What to do: Lines containing the word "average" are the ones to copy from the records below.

----

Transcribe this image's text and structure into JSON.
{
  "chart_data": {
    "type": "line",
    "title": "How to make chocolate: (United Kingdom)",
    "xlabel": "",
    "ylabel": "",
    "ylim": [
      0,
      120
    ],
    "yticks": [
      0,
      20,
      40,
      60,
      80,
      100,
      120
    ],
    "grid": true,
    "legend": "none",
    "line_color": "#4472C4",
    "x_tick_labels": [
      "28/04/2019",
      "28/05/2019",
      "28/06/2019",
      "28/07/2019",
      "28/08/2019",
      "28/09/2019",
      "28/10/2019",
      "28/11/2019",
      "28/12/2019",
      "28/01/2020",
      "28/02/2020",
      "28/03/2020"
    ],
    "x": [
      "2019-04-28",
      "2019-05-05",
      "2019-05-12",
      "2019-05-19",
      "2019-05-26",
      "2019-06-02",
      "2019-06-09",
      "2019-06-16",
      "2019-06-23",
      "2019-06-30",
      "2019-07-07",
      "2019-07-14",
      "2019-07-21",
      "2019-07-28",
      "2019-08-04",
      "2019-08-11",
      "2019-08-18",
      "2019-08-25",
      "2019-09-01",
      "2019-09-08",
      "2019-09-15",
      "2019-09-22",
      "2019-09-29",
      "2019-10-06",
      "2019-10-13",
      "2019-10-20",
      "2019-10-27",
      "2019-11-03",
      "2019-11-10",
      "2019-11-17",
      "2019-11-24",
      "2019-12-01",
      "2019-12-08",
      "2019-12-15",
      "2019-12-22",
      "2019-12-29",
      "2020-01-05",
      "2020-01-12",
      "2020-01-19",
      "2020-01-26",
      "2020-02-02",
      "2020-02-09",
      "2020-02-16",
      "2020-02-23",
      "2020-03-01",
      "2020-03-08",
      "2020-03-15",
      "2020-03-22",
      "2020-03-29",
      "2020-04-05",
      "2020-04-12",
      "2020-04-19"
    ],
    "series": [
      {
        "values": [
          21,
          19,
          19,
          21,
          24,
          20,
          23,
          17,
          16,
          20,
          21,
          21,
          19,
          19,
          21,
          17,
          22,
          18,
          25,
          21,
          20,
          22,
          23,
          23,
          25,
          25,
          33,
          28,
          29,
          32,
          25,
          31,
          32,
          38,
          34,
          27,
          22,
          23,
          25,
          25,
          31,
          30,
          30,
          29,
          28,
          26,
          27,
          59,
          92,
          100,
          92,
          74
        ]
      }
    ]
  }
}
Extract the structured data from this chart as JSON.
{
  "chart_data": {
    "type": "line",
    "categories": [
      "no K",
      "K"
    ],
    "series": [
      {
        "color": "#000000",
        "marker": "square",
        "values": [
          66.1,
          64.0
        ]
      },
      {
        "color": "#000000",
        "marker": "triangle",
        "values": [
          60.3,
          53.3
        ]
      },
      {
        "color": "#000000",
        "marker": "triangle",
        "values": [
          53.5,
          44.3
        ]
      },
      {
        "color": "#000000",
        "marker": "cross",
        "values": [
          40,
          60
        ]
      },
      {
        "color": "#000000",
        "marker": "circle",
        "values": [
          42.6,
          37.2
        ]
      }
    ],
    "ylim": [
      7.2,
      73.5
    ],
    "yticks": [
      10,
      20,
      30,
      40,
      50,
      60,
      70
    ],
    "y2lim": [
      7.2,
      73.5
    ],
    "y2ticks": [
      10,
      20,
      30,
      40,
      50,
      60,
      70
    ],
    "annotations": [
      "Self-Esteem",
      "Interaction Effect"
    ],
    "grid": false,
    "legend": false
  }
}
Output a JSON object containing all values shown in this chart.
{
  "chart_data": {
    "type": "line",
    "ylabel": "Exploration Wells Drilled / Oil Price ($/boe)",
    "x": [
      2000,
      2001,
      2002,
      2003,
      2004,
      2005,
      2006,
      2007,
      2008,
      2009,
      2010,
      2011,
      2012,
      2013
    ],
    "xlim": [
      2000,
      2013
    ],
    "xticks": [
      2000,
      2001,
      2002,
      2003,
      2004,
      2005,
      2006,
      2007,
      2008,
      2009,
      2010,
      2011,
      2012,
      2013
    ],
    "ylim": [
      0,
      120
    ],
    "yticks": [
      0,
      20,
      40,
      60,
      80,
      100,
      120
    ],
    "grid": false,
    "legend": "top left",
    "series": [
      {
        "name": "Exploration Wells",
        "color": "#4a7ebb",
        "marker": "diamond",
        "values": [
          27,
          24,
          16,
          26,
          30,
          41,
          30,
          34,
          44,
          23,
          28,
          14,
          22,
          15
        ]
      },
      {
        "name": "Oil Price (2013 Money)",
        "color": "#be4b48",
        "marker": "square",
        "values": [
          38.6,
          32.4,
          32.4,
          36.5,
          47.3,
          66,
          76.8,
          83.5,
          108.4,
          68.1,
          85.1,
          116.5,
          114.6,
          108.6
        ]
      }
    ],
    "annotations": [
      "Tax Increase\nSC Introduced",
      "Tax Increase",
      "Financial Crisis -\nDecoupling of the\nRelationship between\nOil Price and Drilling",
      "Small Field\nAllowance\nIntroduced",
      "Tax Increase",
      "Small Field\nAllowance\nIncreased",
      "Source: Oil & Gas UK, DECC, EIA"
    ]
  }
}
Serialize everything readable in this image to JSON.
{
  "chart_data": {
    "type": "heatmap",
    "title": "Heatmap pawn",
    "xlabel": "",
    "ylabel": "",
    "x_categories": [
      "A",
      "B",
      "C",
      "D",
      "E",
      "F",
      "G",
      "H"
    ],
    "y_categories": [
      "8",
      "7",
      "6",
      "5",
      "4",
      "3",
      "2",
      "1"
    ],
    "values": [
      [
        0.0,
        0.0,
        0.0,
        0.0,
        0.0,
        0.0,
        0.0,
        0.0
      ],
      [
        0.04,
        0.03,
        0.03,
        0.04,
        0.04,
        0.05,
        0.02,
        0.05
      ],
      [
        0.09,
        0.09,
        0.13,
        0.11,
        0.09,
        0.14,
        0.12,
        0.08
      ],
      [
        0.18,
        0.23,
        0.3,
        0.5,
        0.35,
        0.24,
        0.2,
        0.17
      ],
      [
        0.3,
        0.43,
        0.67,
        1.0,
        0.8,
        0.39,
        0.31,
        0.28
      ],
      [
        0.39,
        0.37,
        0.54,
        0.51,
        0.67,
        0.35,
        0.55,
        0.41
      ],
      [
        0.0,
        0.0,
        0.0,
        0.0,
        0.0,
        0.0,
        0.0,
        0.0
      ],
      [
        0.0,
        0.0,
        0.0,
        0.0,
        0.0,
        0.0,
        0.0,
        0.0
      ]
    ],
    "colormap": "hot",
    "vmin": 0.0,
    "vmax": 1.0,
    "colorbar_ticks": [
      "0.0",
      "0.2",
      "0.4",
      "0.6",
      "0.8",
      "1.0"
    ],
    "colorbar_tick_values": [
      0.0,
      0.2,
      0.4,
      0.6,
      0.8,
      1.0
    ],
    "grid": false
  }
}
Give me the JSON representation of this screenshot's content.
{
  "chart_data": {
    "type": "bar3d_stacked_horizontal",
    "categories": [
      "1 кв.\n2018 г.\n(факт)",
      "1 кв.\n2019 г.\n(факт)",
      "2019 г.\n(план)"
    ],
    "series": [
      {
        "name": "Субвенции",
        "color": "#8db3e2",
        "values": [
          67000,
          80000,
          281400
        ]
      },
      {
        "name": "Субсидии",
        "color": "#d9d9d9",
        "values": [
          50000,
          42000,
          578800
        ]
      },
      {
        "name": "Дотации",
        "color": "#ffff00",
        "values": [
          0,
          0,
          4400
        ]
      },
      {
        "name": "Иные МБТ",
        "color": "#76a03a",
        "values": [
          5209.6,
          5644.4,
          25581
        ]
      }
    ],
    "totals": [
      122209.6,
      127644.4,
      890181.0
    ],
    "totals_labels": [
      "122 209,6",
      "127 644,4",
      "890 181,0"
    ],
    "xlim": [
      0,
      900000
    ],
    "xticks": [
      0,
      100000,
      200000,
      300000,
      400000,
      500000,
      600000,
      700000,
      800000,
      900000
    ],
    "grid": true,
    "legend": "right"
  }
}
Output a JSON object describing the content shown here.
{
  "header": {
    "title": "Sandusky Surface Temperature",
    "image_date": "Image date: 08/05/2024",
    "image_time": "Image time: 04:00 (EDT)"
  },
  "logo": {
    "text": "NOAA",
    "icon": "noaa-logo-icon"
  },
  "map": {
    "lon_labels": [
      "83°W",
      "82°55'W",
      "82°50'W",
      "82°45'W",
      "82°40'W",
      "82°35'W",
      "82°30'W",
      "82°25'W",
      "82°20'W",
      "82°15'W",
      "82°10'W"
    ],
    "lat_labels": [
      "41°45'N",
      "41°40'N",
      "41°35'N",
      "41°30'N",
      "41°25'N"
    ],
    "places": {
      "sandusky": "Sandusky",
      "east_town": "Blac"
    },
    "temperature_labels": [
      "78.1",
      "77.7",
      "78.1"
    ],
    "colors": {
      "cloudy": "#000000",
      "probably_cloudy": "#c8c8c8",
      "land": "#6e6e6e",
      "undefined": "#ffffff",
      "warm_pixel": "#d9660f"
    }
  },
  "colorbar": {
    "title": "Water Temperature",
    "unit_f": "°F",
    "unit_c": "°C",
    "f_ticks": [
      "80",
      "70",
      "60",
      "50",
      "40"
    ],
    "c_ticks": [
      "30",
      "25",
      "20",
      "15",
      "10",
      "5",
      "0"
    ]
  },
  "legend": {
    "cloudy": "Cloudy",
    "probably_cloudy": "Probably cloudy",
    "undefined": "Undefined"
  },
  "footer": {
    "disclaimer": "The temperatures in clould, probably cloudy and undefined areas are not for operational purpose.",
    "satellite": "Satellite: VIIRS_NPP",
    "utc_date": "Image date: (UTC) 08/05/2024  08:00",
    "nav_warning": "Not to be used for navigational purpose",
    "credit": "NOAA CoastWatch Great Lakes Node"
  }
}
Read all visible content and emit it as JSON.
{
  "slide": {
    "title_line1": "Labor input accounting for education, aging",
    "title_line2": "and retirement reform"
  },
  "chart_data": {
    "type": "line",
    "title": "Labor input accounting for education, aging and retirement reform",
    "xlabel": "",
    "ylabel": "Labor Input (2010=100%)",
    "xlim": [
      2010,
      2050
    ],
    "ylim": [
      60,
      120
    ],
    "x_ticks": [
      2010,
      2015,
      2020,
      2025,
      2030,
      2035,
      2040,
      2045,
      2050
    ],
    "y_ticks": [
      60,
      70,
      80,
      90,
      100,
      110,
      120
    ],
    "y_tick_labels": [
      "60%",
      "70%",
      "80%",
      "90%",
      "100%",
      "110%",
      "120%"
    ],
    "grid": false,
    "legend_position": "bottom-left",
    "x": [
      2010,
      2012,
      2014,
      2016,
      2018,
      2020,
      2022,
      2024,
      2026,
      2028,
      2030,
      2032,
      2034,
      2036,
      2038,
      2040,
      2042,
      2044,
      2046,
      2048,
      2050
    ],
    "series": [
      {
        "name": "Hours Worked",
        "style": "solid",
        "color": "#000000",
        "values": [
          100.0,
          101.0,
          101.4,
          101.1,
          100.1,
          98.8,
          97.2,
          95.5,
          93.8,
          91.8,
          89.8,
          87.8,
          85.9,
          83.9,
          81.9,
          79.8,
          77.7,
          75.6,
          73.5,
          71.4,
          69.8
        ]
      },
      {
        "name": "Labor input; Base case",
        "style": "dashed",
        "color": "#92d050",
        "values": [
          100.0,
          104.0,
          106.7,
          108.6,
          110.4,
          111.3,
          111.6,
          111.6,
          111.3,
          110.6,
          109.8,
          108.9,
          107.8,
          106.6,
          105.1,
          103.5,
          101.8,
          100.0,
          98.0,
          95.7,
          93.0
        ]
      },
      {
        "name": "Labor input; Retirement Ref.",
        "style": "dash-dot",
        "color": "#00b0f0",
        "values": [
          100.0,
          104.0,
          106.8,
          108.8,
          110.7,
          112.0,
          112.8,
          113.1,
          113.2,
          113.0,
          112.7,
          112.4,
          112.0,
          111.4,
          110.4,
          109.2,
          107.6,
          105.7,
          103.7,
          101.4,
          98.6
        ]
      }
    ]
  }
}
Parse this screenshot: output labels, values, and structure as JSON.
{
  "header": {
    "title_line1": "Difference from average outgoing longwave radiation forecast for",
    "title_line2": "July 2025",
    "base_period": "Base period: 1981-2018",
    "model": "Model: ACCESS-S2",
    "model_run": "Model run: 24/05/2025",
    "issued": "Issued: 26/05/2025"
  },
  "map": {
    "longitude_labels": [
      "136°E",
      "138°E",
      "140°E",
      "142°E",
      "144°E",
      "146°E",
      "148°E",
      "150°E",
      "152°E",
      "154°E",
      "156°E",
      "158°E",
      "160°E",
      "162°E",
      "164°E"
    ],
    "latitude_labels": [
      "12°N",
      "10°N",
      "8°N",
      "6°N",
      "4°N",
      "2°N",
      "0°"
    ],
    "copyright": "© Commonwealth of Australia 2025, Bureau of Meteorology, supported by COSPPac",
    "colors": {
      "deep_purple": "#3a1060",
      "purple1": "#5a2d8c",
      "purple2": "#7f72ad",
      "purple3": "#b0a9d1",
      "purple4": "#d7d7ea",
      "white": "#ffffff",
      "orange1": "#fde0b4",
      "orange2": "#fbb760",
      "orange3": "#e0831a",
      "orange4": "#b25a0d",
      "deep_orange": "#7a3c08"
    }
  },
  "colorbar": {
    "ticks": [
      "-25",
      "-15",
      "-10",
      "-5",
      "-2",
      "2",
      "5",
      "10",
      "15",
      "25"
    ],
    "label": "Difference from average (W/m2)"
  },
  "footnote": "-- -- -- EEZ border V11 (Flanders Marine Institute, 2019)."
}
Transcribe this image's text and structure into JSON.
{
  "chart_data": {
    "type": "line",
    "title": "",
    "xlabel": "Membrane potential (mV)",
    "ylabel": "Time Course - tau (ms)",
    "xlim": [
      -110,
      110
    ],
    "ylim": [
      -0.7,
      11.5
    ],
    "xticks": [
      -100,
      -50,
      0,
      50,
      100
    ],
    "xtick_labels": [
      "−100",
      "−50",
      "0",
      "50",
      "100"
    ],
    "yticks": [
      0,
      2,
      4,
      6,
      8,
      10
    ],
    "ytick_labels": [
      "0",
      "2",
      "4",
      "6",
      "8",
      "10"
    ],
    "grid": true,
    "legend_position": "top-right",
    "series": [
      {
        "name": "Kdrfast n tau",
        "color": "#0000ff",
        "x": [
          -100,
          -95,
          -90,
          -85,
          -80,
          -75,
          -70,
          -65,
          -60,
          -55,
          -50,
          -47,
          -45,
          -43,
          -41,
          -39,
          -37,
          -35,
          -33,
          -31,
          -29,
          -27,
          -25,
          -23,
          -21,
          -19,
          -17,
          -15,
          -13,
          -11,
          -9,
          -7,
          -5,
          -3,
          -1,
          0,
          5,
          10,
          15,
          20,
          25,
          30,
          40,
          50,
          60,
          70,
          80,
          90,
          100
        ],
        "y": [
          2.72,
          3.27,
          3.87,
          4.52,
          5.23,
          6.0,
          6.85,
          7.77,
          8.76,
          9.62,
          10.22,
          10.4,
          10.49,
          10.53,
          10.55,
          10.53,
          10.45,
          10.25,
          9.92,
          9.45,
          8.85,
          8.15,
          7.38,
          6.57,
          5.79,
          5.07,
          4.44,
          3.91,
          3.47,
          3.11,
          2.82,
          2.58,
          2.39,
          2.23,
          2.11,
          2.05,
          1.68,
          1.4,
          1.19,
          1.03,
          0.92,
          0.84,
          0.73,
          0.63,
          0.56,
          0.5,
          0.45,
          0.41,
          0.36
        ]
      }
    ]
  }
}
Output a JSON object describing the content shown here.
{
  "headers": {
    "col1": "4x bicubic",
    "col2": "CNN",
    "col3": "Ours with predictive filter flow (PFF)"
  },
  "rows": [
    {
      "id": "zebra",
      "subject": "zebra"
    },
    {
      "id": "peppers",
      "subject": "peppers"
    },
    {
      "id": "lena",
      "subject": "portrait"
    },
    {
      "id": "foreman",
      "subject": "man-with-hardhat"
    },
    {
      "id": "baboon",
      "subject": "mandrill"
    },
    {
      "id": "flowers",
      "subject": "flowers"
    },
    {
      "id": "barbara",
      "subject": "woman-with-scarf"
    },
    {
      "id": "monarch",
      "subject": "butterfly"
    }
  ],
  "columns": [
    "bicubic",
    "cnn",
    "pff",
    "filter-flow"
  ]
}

----

Solved problem:
    "title_line1": "Difference from average outgoing longwave radiation forecast for",
    "label": "Difference from average (W/m2)"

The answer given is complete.